MATERIAL TO PROCESS:
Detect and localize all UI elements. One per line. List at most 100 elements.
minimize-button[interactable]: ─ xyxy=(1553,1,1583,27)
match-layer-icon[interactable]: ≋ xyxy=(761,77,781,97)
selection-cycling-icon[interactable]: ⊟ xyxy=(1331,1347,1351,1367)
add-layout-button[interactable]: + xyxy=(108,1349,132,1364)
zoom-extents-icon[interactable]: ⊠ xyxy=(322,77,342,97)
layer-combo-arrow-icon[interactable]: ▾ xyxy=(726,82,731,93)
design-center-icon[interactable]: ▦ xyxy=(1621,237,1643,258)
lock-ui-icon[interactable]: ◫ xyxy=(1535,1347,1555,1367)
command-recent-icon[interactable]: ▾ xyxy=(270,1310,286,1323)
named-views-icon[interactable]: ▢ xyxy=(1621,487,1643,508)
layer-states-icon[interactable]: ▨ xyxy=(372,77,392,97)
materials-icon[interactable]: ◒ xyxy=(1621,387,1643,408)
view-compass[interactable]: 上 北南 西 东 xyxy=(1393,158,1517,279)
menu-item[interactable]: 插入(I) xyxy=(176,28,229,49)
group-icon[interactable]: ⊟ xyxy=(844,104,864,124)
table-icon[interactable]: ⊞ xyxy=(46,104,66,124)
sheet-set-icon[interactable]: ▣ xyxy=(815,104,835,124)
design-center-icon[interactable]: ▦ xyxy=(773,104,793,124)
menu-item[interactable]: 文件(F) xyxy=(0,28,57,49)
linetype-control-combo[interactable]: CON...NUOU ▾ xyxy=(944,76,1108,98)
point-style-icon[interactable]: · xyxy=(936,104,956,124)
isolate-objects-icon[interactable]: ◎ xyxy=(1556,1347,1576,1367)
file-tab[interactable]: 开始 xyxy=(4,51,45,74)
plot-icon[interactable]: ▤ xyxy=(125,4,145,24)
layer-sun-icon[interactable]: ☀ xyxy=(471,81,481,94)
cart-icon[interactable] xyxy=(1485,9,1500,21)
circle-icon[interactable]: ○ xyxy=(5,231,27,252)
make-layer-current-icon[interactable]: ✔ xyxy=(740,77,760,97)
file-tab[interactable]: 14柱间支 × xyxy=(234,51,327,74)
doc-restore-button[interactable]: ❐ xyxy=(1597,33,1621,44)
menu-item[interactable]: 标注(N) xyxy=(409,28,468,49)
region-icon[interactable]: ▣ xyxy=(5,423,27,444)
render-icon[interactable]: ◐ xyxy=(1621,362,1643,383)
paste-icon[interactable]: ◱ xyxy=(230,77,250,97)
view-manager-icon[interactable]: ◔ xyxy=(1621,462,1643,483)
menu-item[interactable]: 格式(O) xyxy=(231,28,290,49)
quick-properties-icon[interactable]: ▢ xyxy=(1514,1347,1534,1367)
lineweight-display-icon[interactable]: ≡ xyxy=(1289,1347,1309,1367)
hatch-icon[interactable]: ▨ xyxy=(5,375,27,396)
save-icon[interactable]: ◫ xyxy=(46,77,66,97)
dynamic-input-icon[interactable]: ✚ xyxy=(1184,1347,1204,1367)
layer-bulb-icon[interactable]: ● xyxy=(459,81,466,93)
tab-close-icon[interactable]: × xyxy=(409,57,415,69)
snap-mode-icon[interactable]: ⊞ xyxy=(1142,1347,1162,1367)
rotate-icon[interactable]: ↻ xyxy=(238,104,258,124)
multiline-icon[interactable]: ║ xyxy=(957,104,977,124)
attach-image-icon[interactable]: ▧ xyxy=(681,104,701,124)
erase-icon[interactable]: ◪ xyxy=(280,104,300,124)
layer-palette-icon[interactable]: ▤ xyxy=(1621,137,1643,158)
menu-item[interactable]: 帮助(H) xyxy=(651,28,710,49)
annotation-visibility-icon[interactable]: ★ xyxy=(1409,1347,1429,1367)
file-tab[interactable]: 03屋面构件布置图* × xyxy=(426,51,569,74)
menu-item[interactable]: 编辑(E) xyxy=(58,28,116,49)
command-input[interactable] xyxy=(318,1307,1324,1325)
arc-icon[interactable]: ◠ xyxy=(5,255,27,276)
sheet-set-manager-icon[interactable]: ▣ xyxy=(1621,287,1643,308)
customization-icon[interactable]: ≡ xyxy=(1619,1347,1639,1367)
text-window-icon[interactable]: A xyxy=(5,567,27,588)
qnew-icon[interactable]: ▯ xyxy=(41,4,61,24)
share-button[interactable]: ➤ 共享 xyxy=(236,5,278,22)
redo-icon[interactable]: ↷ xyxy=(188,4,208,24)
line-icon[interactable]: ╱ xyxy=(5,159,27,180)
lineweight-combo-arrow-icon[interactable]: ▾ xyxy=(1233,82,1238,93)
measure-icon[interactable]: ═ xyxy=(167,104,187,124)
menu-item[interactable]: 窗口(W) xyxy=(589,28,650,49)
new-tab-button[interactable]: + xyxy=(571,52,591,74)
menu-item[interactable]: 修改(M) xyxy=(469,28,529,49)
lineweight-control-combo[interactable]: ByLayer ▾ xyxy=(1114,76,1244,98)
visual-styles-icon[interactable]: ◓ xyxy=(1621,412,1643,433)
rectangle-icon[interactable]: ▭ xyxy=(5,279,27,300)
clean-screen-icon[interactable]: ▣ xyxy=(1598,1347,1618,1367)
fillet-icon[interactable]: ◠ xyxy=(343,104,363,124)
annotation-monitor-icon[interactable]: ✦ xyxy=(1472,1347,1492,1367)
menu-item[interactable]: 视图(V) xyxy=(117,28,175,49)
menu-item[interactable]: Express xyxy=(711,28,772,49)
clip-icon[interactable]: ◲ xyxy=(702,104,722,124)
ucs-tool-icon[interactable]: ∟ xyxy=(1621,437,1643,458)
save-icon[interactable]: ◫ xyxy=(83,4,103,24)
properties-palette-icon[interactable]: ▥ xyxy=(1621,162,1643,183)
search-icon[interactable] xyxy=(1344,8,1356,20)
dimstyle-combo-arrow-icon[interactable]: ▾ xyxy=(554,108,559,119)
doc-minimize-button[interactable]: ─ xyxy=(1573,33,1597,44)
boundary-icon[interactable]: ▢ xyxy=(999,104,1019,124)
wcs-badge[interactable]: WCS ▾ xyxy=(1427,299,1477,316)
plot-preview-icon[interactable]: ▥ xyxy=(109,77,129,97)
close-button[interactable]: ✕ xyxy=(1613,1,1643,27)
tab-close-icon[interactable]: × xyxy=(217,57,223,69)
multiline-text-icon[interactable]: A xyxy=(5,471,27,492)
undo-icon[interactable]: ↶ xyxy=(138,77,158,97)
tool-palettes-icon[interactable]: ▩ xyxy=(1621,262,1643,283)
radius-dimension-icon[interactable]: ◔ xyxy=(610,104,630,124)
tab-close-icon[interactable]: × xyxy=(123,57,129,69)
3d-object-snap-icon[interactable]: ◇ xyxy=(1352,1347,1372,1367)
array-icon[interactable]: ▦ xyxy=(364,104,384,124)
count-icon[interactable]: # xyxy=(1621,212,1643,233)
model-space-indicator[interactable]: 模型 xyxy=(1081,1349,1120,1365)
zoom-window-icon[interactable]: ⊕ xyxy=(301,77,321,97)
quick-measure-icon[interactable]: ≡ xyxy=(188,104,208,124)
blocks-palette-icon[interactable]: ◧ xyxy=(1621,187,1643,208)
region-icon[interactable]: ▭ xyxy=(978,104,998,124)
* * *
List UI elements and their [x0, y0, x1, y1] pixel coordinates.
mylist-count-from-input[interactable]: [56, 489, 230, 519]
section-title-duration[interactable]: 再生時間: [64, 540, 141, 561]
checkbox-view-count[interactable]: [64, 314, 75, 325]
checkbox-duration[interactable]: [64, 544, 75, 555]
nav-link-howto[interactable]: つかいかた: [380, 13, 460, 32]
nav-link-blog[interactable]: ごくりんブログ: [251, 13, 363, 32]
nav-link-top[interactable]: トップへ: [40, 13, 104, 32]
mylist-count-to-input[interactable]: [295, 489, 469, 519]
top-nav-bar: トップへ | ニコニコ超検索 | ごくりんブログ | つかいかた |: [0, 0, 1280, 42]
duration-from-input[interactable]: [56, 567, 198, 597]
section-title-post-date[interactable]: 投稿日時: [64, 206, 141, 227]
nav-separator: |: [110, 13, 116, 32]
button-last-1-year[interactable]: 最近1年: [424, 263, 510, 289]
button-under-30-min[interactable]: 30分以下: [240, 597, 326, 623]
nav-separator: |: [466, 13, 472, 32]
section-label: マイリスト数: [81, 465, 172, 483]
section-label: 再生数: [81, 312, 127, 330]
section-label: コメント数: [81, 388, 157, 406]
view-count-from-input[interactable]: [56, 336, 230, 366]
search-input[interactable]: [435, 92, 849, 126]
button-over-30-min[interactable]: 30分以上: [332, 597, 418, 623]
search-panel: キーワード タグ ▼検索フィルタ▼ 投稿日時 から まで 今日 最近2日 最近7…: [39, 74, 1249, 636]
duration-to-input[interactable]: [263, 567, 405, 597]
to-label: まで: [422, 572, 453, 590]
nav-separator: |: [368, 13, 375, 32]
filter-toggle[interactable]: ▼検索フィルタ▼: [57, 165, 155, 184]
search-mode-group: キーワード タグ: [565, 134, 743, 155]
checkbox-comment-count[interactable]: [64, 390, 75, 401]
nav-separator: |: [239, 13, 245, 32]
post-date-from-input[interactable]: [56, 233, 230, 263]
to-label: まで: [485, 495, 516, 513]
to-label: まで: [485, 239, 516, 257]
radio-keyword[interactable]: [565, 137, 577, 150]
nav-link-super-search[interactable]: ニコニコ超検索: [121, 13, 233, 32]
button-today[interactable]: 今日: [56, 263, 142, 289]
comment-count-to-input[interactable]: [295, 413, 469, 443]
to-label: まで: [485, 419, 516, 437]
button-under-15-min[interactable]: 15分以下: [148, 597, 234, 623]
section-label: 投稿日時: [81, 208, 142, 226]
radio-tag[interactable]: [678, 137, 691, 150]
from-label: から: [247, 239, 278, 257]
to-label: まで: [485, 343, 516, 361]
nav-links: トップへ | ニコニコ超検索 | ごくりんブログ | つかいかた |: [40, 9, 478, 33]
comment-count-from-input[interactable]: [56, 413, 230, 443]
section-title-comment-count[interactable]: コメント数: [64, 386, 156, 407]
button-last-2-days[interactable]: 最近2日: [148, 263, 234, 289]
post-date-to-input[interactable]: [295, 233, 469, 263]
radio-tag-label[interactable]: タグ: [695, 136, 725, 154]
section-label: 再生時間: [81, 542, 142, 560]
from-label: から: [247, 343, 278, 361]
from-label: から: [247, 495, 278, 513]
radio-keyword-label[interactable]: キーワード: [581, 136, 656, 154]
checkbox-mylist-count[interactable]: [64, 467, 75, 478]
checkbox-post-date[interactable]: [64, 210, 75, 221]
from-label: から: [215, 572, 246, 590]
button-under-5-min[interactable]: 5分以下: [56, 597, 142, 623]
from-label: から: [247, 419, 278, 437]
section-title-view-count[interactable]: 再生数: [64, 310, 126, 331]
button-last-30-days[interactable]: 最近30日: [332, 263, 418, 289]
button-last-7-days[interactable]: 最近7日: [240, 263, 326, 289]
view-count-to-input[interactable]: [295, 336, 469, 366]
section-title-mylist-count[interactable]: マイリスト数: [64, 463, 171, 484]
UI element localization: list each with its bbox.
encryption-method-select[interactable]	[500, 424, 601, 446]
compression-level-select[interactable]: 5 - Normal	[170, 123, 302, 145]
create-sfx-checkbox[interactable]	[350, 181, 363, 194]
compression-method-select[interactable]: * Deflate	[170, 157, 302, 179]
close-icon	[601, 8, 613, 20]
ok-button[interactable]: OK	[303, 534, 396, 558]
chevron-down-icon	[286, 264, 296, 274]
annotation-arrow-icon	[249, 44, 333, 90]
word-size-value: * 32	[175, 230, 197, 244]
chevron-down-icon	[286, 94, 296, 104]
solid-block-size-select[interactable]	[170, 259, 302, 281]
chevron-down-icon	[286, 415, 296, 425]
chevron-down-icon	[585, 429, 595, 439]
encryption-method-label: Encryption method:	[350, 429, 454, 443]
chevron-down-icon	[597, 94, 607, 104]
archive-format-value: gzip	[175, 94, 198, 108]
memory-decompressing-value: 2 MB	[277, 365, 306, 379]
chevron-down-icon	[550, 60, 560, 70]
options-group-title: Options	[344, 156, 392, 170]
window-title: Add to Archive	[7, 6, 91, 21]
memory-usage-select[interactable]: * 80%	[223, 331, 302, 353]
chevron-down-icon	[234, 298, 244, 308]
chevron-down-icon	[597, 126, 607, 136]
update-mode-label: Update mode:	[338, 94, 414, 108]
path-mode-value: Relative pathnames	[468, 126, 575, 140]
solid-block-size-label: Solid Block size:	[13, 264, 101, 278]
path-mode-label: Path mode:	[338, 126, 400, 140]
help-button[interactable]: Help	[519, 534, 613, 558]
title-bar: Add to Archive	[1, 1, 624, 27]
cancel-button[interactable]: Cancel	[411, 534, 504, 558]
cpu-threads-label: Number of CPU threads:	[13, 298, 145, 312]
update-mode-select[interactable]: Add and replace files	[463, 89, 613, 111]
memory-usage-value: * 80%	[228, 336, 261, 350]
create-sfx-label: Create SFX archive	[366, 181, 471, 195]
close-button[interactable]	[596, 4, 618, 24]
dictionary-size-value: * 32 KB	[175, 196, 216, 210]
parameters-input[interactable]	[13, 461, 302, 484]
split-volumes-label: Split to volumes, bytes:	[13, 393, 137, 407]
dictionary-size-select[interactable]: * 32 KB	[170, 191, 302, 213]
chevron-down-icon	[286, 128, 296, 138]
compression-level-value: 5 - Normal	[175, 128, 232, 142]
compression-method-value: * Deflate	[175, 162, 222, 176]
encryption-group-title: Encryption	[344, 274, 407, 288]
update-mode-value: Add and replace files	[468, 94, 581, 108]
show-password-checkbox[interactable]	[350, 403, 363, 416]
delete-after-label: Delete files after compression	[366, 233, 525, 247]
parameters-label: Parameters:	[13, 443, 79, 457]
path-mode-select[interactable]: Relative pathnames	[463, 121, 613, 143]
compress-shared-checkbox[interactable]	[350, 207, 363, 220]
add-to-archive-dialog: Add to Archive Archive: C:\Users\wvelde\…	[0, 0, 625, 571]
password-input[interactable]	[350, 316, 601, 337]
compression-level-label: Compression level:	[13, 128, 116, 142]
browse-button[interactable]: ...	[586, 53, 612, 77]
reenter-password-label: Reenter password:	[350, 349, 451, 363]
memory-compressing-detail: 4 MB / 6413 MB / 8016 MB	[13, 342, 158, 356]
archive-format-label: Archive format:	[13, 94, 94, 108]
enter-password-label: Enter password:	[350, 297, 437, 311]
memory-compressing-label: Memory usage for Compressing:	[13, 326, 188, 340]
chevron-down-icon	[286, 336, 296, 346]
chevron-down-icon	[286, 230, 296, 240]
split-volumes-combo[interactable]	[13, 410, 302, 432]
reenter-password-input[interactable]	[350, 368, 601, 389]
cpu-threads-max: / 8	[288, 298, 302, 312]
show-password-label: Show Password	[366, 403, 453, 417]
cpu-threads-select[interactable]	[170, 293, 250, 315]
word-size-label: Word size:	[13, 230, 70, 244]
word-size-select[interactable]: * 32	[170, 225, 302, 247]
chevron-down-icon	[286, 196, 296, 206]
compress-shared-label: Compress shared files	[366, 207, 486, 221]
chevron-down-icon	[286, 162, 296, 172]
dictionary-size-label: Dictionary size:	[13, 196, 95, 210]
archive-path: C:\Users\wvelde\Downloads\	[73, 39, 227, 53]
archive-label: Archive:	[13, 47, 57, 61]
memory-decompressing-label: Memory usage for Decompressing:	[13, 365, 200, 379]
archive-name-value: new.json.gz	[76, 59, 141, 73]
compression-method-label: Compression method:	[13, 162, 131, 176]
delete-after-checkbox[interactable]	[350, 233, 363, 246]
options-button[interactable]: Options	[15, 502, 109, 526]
...
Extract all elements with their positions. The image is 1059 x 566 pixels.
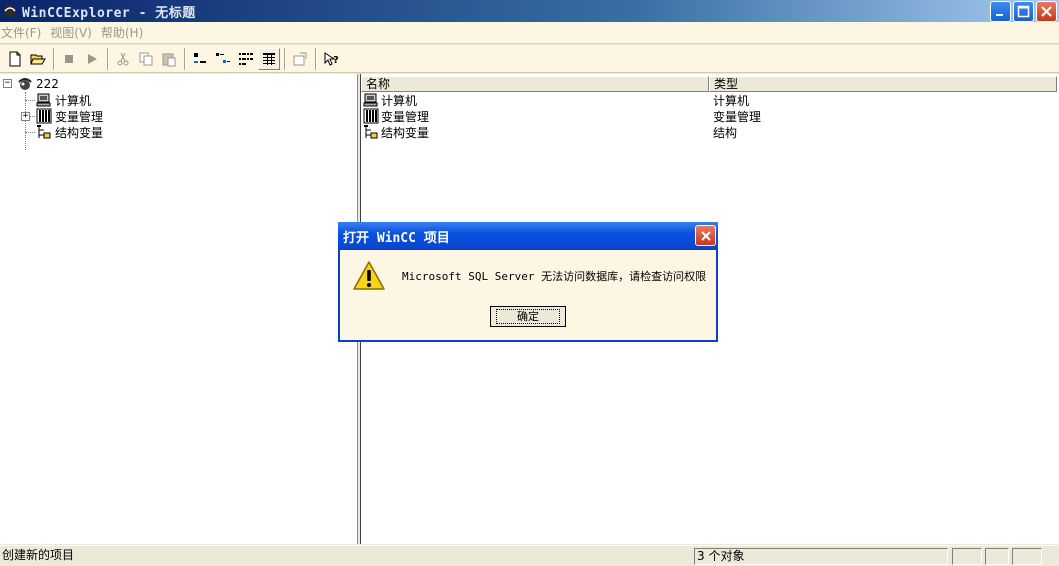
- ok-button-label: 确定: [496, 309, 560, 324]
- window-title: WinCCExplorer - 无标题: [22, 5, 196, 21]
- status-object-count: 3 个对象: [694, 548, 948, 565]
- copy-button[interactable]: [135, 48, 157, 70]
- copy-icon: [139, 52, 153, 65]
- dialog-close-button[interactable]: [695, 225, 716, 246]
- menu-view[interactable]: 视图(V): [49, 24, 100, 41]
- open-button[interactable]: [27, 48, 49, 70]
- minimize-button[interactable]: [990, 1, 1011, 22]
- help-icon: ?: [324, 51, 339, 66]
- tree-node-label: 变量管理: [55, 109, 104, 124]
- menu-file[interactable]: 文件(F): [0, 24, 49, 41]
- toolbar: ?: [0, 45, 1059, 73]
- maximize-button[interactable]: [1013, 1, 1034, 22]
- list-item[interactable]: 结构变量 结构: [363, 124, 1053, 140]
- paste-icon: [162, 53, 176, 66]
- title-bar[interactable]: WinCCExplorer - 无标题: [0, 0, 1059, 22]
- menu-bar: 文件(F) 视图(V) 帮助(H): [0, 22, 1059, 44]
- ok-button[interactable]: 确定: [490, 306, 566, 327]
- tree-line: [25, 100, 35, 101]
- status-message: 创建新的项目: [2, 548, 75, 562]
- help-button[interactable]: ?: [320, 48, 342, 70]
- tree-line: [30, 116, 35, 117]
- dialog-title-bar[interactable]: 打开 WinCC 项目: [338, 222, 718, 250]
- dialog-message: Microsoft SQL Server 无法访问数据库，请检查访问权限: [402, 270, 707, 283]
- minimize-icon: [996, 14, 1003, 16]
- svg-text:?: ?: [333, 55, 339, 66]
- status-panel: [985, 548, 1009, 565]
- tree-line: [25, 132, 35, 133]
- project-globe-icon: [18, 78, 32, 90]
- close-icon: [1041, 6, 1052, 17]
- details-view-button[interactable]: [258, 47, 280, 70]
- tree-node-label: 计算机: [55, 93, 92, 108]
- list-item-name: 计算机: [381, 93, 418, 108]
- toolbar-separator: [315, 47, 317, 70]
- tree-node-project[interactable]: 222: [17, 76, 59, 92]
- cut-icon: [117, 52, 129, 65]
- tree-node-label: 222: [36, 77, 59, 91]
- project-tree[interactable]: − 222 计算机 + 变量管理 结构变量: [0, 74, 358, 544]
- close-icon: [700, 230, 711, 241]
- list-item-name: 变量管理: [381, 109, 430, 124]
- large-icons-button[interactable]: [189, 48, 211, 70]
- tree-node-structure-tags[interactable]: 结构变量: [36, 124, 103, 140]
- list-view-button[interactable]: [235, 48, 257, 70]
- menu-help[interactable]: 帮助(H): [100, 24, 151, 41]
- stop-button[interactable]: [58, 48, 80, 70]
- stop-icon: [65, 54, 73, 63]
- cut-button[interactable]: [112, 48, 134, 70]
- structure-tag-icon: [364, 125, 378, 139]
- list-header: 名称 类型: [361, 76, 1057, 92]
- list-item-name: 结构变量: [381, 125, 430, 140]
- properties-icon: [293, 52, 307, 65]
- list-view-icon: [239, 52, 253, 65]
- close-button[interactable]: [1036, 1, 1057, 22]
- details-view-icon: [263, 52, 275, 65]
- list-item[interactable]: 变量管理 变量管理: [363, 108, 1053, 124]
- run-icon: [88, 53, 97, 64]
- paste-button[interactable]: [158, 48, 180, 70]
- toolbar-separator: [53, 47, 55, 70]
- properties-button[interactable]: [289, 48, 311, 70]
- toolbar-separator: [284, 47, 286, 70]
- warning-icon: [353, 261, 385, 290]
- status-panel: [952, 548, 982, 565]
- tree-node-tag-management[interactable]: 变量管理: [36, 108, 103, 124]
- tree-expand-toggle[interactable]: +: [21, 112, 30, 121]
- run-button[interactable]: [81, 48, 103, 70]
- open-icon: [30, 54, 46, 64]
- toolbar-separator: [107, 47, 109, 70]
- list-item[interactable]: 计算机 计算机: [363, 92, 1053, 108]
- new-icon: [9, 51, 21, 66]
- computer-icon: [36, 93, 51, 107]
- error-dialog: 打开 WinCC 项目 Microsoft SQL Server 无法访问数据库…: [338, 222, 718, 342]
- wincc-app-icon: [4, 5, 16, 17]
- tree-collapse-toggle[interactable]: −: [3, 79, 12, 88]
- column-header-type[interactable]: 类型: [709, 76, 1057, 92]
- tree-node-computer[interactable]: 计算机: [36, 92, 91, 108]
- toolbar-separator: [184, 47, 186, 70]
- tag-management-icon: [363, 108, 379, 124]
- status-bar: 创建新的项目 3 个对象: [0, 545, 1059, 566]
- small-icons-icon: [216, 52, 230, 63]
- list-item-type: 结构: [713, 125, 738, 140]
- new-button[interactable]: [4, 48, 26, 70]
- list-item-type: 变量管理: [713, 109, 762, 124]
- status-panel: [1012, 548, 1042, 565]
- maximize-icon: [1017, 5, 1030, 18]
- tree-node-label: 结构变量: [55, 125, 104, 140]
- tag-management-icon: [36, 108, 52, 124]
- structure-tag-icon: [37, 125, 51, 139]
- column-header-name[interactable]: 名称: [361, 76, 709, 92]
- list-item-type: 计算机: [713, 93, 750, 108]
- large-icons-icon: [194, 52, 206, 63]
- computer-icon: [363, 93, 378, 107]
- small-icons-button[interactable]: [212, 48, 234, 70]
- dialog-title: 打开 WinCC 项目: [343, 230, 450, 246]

REQUIREMENTS:
Update the data from the line containing "Detect and localize" through the line containing "layer-states-icon[interactable]: ▨ xyxy=(372,77,392,97)" by changing every "interactable" to "clickable". Reproduce those lines with nothing else altered.

SOLUTION BELOW:
Detect and localize all UI elements. One per line. List at most 100 elements.
minimize-button[clickable]: ─ xyxy=(1553,1,1583,27)
match-layer-icon[clickable]: ≋ xyxy=(761,77,781,97)
selection-cycling-icon[clickable]: ⊟ xyxy=(1331,1347,1351,1367)
add-layout-button[clickable]: + xyxy=(108,1349,132,1364)
zoom-extents-icon[clickable]: ⊠ xyxy=(322,77,342,97)
layer-combo-arrow-icon[clickable]: ▾ xyxy=(726,82,731,93)
design-center-icon[clickable]: ▦ xyxy=(1621,237,1643,258)
lock-ui-icon[clickable]: ◫ xyxy=(1535,1347,1555,1367)
command-recent-icon[clickable]: ▾ xyxy=(270,1310,286,1323)
named-views-icon[clickable]: ▢ xyxy=(1621,487,1643,508)
layer-states-icon[clickable]: ▨ xyxy=(372,77,392,97)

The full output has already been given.